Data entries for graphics
* * * * * * *
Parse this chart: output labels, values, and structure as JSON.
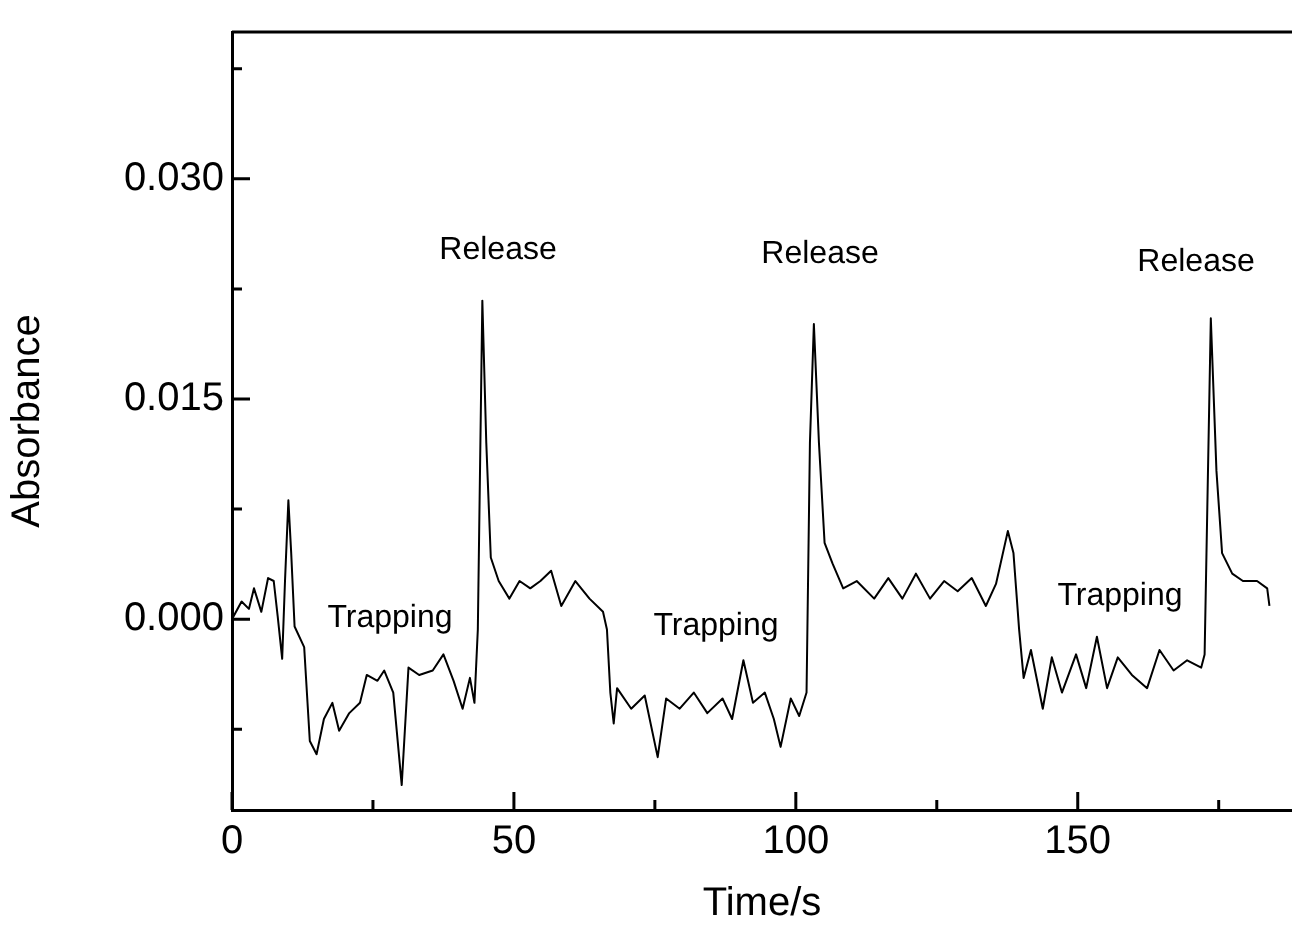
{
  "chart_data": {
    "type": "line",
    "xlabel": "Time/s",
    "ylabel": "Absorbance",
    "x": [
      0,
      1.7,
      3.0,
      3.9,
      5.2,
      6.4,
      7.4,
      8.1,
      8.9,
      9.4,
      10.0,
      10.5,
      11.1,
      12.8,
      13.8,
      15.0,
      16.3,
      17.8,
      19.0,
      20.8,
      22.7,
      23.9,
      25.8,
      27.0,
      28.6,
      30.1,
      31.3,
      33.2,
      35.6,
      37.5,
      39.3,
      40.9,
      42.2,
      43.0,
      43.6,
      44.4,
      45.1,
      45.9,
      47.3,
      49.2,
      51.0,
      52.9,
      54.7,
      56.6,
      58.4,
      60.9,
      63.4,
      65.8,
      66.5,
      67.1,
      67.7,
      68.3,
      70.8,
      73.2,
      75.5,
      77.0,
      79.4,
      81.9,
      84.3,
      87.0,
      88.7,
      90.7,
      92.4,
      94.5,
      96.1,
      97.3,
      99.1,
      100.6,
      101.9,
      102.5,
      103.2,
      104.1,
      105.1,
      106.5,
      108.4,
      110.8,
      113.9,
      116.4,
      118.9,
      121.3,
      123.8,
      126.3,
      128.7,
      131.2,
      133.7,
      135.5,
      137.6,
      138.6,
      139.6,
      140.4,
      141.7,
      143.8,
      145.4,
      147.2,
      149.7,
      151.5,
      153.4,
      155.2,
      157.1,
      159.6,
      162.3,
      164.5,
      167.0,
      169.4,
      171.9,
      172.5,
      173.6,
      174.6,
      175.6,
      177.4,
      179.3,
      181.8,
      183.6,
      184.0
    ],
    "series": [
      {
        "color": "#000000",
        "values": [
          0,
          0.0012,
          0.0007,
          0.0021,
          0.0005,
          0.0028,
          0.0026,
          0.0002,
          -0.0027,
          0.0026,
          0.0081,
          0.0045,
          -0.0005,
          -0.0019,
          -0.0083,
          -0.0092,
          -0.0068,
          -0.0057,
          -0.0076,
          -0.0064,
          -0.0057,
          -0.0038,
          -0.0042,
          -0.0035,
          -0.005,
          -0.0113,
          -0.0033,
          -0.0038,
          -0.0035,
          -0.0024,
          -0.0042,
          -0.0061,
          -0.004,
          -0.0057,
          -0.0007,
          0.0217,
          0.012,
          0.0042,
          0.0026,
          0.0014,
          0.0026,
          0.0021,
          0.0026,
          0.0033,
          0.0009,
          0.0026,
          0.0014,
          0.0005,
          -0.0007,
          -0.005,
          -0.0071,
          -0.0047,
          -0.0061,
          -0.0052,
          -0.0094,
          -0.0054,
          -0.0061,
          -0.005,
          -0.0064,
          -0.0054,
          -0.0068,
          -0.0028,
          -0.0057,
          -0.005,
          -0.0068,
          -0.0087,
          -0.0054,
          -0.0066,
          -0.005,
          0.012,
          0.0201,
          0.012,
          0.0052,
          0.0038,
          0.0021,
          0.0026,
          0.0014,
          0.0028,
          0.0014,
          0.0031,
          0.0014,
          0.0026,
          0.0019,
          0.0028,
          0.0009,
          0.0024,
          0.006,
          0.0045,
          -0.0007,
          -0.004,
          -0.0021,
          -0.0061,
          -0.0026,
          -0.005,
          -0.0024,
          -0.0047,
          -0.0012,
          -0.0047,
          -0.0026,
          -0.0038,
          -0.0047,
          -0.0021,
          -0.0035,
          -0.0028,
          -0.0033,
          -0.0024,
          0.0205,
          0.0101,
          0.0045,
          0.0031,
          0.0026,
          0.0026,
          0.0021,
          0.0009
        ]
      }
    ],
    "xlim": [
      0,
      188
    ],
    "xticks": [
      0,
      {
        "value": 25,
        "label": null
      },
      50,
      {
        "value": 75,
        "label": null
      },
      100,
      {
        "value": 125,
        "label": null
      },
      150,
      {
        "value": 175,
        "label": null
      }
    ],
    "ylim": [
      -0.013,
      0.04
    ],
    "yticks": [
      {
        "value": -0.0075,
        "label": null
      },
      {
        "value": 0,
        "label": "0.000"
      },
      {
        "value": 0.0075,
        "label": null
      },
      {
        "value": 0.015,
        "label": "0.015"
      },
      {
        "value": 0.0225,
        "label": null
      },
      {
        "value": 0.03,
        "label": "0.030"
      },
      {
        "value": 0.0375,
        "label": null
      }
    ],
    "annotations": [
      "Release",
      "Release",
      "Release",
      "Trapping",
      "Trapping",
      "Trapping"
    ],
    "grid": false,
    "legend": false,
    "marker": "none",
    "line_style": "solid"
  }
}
* * * * * * *
What the task requires:
Find each line holding the string "values" and copy it out.

Final answer:
Parse this chart: output labels, values, and structure as JSON.
        "values": [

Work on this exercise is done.